[Chart and figure data]
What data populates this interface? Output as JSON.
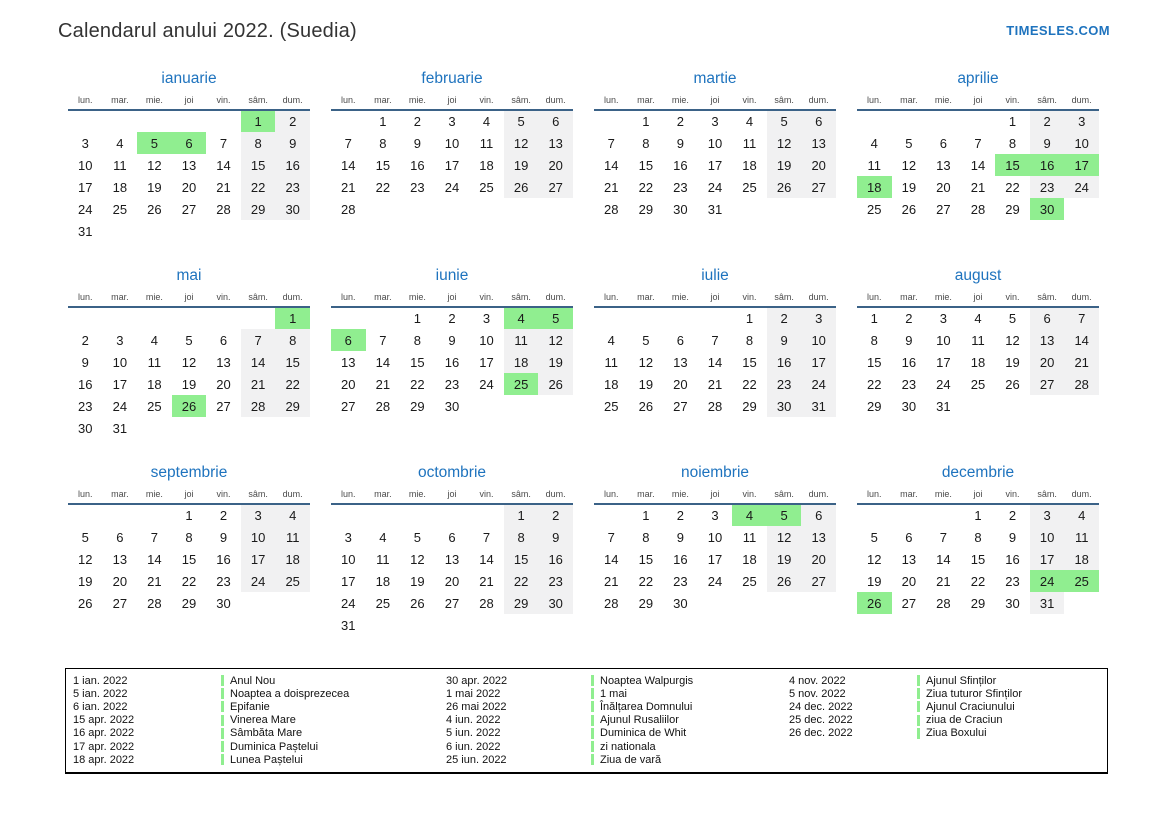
{
  "page": {
    "title": "Calendarul anului 2022. (Suedia)",
    "site": "TIMESLES.COM"
  },
  "colors": {
    "accent_blue": "#1e73be",
    "header_line": "#3b6287",
    "holiday_green": "#90ee90",
    "weekend_gray": "#f1f1f2"
  },
  "weekdays": [
    "lun.",
    "mar.",
    "mie.",
    "joi",
    "vin.",
    "sâm.",
    "dum."
  ],
  "months": [
    {
      "name": "ianuarie",
      "start": 5,
      "days": 31,
      "holidays": [
        1,
        5,
        6
      ]
    },
    {
      "name": "februarie",
      "start": 1,
      "days": 28,
      "holidays": []
    },
    {
      "name": "martie",
      "start": 1,
      "days": 31,
      "holidays": []
    },
    {
      "name": "aprilie",
      "start": 4,
      "days": 30,
      "holidays": [
        15,
        16,
        17,
        18,
        30
      ]
    },
    {
      "name": "mai",
      "start": 6,
      "days": 31,
      "holidays": [
        1,
        26
      ]
    },
    {
      "name": "iunie",
      "start": 2,
      "days": 30,
      "holidays": [
        4,
        5,
        6,
        25
      ]
    },
    {
      "name": "iulie",
      "start": 4,
      "days": 31,
      "holidays": []
    },
    {
      "name": "august",
      "start": 0,
      "days": 31,
      "holidays": []
    },
    {
      "name": "septembrie",
      "start": 3,
      "days": 30,
      "holidays": []
    },
    {
      "name": "octombrie",
      "start": 5,
      "days": 31,
      "holidays": []
    },
    {
      "name": "noiembrie",
      "start": 1,
      "days": 30,
      "holidays": [
        4,
        5
      ]
    },
    {
      "name": "decembrie",
      "start": 3,
      "days": 31,
      "holidays": [
        24,
        25,
        26
      ]
    }
  ],
  "legend": {
    "groups": [
      [
        {
          "date": "1 ian. 2022",
          "name": "Anul Nou"
        },
        {
          "date": "5 ian. 2022",
          "name": "Noaptea a doisprezecea"
        },
        {
          "date": "6 ian. 2022",
          "name": "Epifanie"
        },
        {
          "date": "15 apr. 2022",
          "name": "Vinerea Mare"
        },
        {
          "date": "16 apr. 2022",
          "name": "Sâmbăta Mare"
        },
        {
          "date": "17 apr. 2022",
          "name": "Duminica Paștelui"
        },
        {
          "date": "18 apr. 2022",
          "name": "Lunea Paștelui"
        }
      ],
      [
        {
          "date": "30 apr. 2022",
          "name": "Noaptea Walpurgis"
        },
        {
          "date": "1 mai 2022",
          "name": "1 mai"
        },
        {
          "date": "26 mai 2022",
          "name": "Înălțarea Domnului"
        },
        {
          "date": "4 iun. 2022",
          "name": "Ajunul Rusaliilor"
        },
        {
          "date": "5 iun. 2022",
          "name": "Duminica de Whit"
        },
        {
          "date": "6 iun. 2022",
          "name": "zi nationala"
        },
        {
          "date": "25 iun. 2022",
          "name": "Ziua de vară"
        }
      ],
      [
        {
          "date": "4 nov. 2022",
          "name": "Ajunul Sfinților"
        },
        {
          "date": "5 nov. 2022",
          "name": "Ziua tuturor Sfinților"
        },
        {
          "date": "24 dec. 2022",
          "name": "Ajunul Craciunului"
        },
        {
          "date": "25 dec. 2022",
          "name": "ziua de Craciun"
        },
        {
          "date": "26 dec. 2022",
          "name": "Ziua Boxului"
        }
      ]
    ]
  }
}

» The request
Retype each record exactly as it stands, but do not include the pictures.

» The result
What data populates this interface? Output as JSON.
{
  "page": {
    "title": "Calendarul anului 2022. (Suedia)",
    "site": "TIMESLES.COM"
  },
  "colors": {
    "accent_blue": "#1e73be",
    "header_line": "#3b6287",
    "holiday_green": "#90ee90",
    "weekend_gray": "#f1f1f2"
  },
  "weekdays": [
    "lun.",
    "mar.",
    "mie.",
    "joi",
    "vin.",
    "sâm.",
    "dum."
  ],
  "months": [
    {
      "name": "ianuarie",
      "start": 5,
      "days": 31,
      "holidays": [
        1,
        5,
        6
      ]
    },
    {
      "name": "februarie",
      "start": 1,
      "days": 28,
      "holidays": []
    },
    {
      "name": "martie",
      "start": 1,
      "days": 31,
      "holidays": []
    },
    {
      "name": "aprilie",
      "start": 4,
      "days": 30,
      "holidays": [
        15,
        16,
        17,
        18,
        30
      ]
    },
    {
      "name": "mai",
      "start": 6,
      "days": 31,
      "holidays": [
        1,
        26
      ]
    },
    {
      "name": "iunie",
      "start": 2,
      "days": 30,
      "holidays": [
        4,
        5,
        6,
        25
      ]
    },
    {
      "name": "iulie",
      "start": 4,
      "days": 31,
      "holidays": []
    },
    {
      "name": "august",
      "start": 0,
      "days": 31,
      "holidays": []
    },
    {
      "name": "septembrie",
      "start": 3,
      "days": 30,
      "holidays": []
    },
    {
      "name": "octombrie",
      "start": 5,
      "days": 31,
      "holidays": []
    },
    {
      "name": "noiembrie",
      "start": 1,
      "days": 30,
      "holidays": [
        4,
        5
      ]
    },
    {
      "name": "decembrie",
      "start": 3,
      "days": 31,
      "holidays": [
        24,
        25,
        26
      ]
    }
  ],
  "legend": {
    "groups": [
      [
        {
          "date": "1 ian. 2022",
          "name": "Anul Nou"
        },
        {
          "date": "5 ian. 2022",
          "name": "Noaptea a doisprezecea"
        },
        {
          "date": "6 ian. 2022",
          "name": "Epifanie"
        },
        {
          "date": "15 apr. 2022",
          "name": "Vinerea Mare"
        },
        {
          "date": "16 apr. 2022",
          "name": "Sâmbăta Mare"
        },
        {
          "date": "17 apr. 2022",
          "name": "Duminica Paștelui"
        },
        {
          "date": "18 apr. 2022",
          "name": "Lunea Paștelui"
        }
      ],
      [
        {
          "date": "30 apr. 2022",
          "name": "Noaptea Walpurgis"
        },
        {
          "date": "1 mai 2022",
          "name": "1 mai"
        },
        {
          "date": "26 mai 2022",
          "name": "Înălțarea Domnului"
        },
        {
          "date": "4 iun. 2022",
          "name": "Ajunul Rusaliilor"
        },
        {
          "date": "5 iun. 2022",
          "name": "Duminica de Whit"
        },
        {
          "date": "6 iun. 2022",
          "name": "zi nationala"
        },
        {
          "date": "25 iun. 2022",
          "name": "Ziua de vară"
        }
      ],
      [
        {
          "date": "4 nov. 2022",
          "name": "Ajunul Sfinților"
        },
        {
          "date": "5 nov. 2022",
          "name": "Ziua tuturor Sfinților"
        },
        {
          "date": "24 dec. 2022",
          "name": "Ajunul Craciunului"
        },
        {
          "date": "25 dec. 2022",
          "name": "ziua de Craciun"
        },
        {
          "date": "26 dec. 2022",
          "name": "Ziua Boxului"
        }
      ]
    ]
  }
}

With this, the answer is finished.